**WHAT YOU NEED TO DO:** Recast the stretch from the line containing "drawing-tick — [388, 18, 389, 24]" through the line containing "annotation-arrow-icon — [170, 205, 227, 304]" as a Markdown table with the columns No. and Line, giving each line a row number and omitting blank lines.
==== ITEMS ====
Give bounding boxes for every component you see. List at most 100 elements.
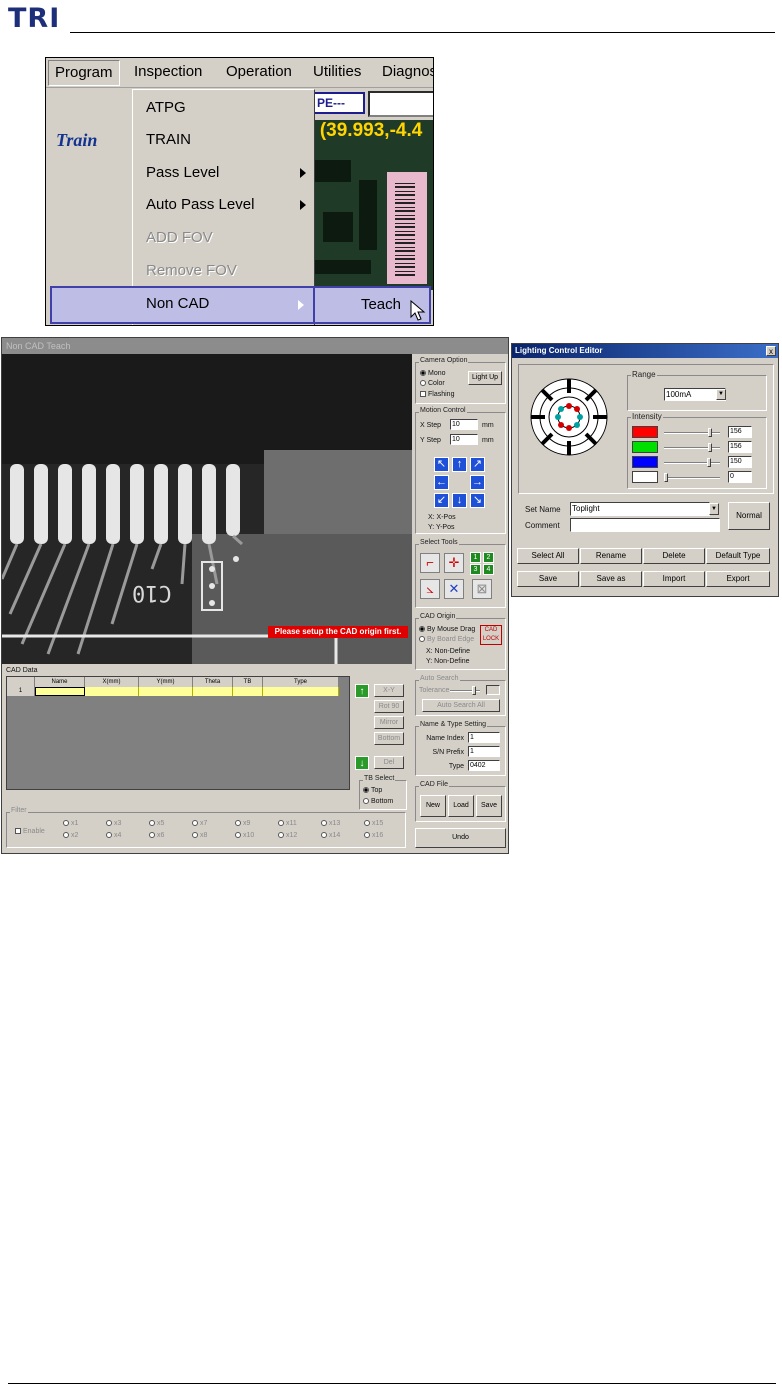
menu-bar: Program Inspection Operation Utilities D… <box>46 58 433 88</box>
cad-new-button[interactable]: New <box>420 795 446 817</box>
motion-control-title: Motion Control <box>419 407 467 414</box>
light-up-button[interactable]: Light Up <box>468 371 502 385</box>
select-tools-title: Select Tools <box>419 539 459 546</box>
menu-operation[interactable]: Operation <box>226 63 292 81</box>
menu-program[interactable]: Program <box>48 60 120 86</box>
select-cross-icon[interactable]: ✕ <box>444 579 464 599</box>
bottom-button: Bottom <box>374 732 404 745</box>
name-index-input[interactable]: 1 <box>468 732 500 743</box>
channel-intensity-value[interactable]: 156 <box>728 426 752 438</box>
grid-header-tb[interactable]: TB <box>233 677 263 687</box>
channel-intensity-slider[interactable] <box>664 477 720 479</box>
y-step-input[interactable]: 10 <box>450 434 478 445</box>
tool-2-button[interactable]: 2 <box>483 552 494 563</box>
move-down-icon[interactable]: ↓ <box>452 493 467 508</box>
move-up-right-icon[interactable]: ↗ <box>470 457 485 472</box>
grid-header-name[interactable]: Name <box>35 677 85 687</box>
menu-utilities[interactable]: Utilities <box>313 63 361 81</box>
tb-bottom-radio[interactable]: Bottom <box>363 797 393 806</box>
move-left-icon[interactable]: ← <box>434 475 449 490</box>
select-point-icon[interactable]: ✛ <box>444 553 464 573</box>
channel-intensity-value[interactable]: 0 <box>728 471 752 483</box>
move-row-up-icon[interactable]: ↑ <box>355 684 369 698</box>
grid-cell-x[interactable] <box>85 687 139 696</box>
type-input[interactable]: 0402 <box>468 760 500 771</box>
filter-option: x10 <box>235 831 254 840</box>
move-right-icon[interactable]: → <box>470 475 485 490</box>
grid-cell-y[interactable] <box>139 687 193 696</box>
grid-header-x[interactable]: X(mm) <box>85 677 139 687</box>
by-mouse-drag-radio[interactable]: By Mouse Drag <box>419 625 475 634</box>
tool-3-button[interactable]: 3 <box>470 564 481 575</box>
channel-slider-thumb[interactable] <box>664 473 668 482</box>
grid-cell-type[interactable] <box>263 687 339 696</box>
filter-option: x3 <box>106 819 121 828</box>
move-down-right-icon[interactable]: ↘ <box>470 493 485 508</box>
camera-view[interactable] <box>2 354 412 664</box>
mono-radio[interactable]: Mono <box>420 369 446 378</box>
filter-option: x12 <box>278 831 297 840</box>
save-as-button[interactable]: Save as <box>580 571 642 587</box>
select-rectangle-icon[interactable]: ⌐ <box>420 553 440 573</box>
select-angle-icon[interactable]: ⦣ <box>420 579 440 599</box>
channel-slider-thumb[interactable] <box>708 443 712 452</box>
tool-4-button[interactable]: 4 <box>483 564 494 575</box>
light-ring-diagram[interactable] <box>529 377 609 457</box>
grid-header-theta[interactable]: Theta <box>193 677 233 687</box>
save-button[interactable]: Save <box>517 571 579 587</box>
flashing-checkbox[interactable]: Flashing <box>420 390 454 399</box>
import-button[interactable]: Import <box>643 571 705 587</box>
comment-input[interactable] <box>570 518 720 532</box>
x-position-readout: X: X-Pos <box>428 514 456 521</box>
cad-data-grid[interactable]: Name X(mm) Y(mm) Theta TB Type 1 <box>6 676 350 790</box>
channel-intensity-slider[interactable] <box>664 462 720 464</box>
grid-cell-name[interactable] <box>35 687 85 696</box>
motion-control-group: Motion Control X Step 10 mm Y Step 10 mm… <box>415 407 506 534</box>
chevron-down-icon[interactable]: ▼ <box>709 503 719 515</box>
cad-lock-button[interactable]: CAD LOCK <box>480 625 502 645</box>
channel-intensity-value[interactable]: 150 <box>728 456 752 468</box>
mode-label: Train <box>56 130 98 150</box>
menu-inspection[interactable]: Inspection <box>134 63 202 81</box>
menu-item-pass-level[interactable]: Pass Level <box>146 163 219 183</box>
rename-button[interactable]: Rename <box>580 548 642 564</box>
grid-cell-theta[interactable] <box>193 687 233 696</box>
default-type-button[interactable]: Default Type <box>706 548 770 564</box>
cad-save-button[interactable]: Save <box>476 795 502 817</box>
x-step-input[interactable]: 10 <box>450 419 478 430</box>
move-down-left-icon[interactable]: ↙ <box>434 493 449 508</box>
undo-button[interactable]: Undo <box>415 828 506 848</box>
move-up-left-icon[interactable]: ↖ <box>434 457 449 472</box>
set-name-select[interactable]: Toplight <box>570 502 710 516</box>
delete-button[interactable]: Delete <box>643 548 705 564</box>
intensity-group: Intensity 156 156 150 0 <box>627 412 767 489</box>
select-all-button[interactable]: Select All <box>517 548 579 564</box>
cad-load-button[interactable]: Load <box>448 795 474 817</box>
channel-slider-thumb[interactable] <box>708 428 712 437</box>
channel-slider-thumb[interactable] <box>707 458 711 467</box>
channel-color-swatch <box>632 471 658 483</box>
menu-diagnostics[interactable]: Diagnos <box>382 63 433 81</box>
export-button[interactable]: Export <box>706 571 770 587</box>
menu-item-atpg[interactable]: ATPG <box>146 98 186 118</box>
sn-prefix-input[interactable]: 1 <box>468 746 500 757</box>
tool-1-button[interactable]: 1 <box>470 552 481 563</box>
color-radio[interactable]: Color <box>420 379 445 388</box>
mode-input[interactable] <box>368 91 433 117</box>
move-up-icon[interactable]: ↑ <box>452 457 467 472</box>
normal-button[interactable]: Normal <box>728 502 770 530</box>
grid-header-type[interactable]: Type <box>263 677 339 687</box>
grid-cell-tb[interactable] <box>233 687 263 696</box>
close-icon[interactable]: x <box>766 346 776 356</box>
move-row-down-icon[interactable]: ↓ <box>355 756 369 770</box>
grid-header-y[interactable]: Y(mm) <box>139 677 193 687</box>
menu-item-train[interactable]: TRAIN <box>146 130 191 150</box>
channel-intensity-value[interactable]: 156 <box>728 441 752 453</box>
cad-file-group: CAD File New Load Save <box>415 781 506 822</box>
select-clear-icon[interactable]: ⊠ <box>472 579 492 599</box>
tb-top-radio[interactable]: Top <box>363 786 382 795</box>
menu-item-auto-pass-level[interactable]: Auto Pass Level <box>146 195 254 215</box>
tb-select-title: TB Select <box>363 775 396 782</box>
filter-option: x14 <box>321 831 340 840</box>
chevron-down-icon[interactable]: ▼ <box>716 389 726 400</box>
====
==== ITEMS ====
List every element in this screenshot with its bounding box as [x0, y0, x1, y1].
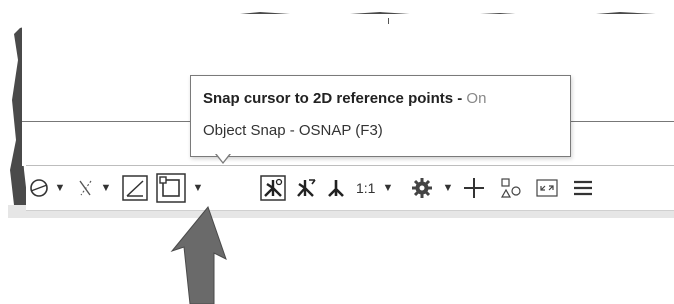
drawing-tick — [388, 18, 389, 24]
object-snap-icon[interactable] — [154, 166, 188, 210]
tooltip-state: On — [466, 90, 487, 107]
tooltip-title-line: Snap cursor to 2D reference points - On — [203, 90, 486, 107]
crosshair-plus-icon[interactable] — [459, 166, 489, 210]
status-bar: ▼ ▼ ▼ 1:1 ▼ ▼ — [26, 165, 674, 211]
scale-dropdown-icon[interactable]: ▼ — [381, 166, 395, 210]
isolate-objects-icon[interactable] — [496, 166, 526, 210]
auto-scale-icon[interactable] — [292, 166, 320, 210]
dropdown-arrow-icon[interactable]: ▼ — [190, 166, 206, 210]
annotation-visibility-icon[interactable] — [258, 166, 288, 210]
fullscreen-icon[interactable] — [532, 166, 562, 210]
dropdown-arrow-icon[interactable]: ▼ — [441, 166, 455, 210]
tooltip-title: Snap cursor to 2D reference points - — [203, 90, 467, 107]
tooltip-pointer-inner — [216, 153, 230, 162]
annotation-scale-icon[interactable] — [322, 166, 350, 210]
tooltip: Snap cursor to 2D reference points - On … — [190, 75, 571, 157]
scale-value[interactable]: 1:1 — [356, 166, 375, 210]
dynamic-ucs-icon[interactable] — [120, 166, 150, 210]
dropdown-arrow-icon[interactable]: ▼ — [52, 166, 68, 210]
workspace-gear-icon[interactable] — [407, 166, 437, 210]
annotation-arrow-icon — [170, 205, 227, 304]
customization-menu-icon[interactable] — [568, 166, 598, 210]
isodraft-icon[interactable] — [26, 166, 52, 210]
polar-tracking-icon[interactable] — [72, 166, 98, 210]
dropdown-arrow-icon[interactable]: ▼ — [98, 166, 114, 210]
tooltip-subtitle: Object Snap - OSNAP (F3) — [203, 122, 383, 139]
====
**TASK ANSWER:**
| No. | Line |
|---|---|
| 1 | drawing-tick — [388, 18, 389, 24] |
| 2 | object-snap-icon[interactable] — [154, 166, 188, 210] |
| 3 | tooltip-state: On — [466, 90, 487, 107] |
| 4 | tooltip-title-line: Snap cursor to 2D reference points - On — [203, 90, 486, 107] |
| 5 | crosshair-plus-icon[interactable] — [459, 166, 489, 210] |
| 6 | status-bar: ▼ ▼ ▼ 1:1 ▼ ▼ — [26, 165, 674, 211] |
| 7 | scale-dropdown-icon[interactable]: ▼ — [381, 166, 395, 210] |
| 8 | isolate-objects-icon[interactable] — [496, 166, 526, 210] |
| 9 | auto-scale-icon[interactable] — [292, 166, 320, 210] |
| 10 | dropdown-arrow-icon[interactable]: ▼ — [190, 166, 206, 210] |
| 11 | annotation-visibility-icon[interactable] — [258, 166, 288, 210] |
| 12 | fullscreen-icon[interactable] — [532, 166, 562, 210] |
| 13 | dropdown-arrow-icon[interactable]: ▼ — [441, 166, 455, 210] |
| 14 | tooltip-title: Snap cursor to 2D reference points - — [203, 90, 467, 107] |
| 15 | tooltip-pointer-inner — [216, 153, 230, 162] |
| 16 | annotation-scale-icon[interactable] — [322, 166, 350, 210] |
| 17 | tooltip: Snap cursor to 2D reference points - On … — [190, 75, 571, 157] |
| 18 | scale-value[interactable]: 1:1 — [356, 166, 375, 210] |
| 19 | dynamic-ucs-icon[interactable] — [120, 166, 150, 210] |
| 20 | dropdown-arrow-icon[interactable]: ▼ — [52, 166, 68, 210] |
| 21 | workspace-gear-icon[interactable] — [407, 166, 437, 210] |
| 22 | annotation-arrow-icon — [170, 205, 227, 304] |